Aim of the exercise
Skip the images and return the records below exactly.

Exercise materials
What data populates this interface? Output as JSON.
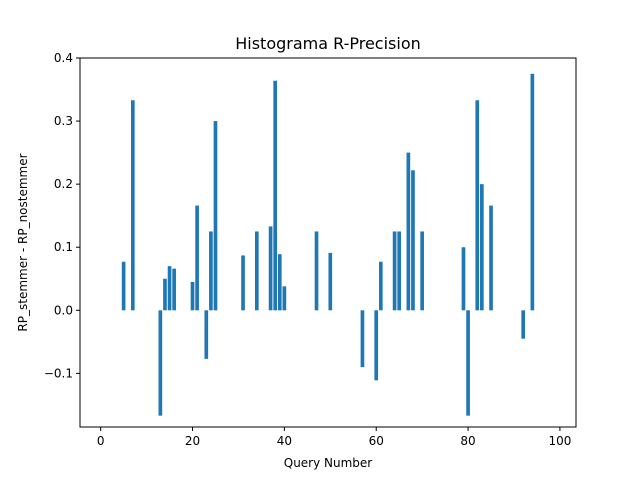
{
  "chart_data": {
    "type": "bar",
    "title": "Histograma R-Precision",
    "xlabel": "Query Number",
    "ylabel": "RP_stemmer - RP_nostemmer",
    "xlim": [
      -4.5,
      103.5
    ],
    "ylim": [
      -0.185,
      0.4
    ],
    "xticks": [
      0,
      20,
      40,
      60,
      80,
      100
    ],
    "xtick_labels": [
      "0",
      "20",
      "40",
      "60",
      "80",
      "100"
    ],
    "yticks": [
      -0.1,
      0.0,
      0.1,
      0.2,
      0.3,
      0.4
    ],
    "ytick_labels": [
      "−0.1",
      "0.0",
      "0.1",
      "0.2",
      "0.3",
      "0.4"
    ],
    "grid": false,
    "color": "#1f77b4",
    "x": [
      5,
      7,
      13,
      14,
      15,
      16,
      20,
      21,
      23,
      24,
      25,
      31,
      34,
      37,
      38,
      39,
      40,
      47,
      50,
      57,
      60,
      61,
      64,
      65,
      67,
      68,
      70,
      79,
      80,
      82,
      83,
      85,
      92,
      94
    ],
    "values": [
      0.077,
      0.333,
      -0.167,
      0.05,
      0.07,
      0.066,
      0.045,
      0.166,
      -0.077,
      0.125,
      0.3,
      0.087,
      0.125,
      0.133,
      0.364,
      0.089,
      0.038,
      0.125,
      0.091,
      -0.09,
      -0.111,
      0.077,
      0.125,
      0.125,
      0.25,
      0.222,
      0.125,
      0.1,
      -0.167,
      0.333,
      0.2,
      0.166,
      -0.045,
      0.375
    ]
  }
}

Output for this task
What data populates this interface? Output as JSON.
{
  "chart_data": {
    "type": "bar",
    "title": "Histograma R-Precision",
    "xlabel": "Query Number",
    "ylabel": "RP_stemmer - RP_nostemmer",
    "xlim": [
      -4.5,
      103.5
    ],
    "ylim": [
      -0.185,
      0.4
    ],
    "xticks": [
      0,
      20,
      40,
      60,
      80,
      100
    ],
    "xtick_labels": [
      "0",
      "20",
      "40",
      "60",
      "80",
      "100"
    ],
    "yticks": [
      -0.1,
      0.0,
      0.1,
      0.2,
      0.3,
      0.4
    ],
    "ytick_labels": [
      "−0.1",
      "0.0",
      "0.1",
      "0.2",
      "0.3",
      "0.4"
    ],
    "grid": false,
    "color": "#1f77b4",
    "x": [
      5,
      7,
      13,
      14,
      15,
      16,
      20,
      21,
      23,
      24,
      25,
      31,
      34,
      37,
      38,
      39,
      40,
      47,
      50,
      57,
      60,
      61,
      64,
      65,
      67,
      68,
      70,
      79,
      80,
      82,
      83,
      85,
      92,
      94
    ],
    "values": [
      0.077,
      0.333,
      -0.167,
      0.05,
      0.07,
      0.066,
      0.045,
      0.166,
      -0.077,
      0.125,
      0.3,
      0.087,
      0.125,
      0.133,
      0.364,
      0.089,
      0.038,
      0.125,
      0.091,
      -0.09,
      -0.111,
      0.077,
      0.125,
      0.125,
      0.25,
      0.222,
      0.125,
      0.1,
      -0.167,
      0.333,
      0.2,
      0.166,
      -0.045,
      0.375
    ]
  }
}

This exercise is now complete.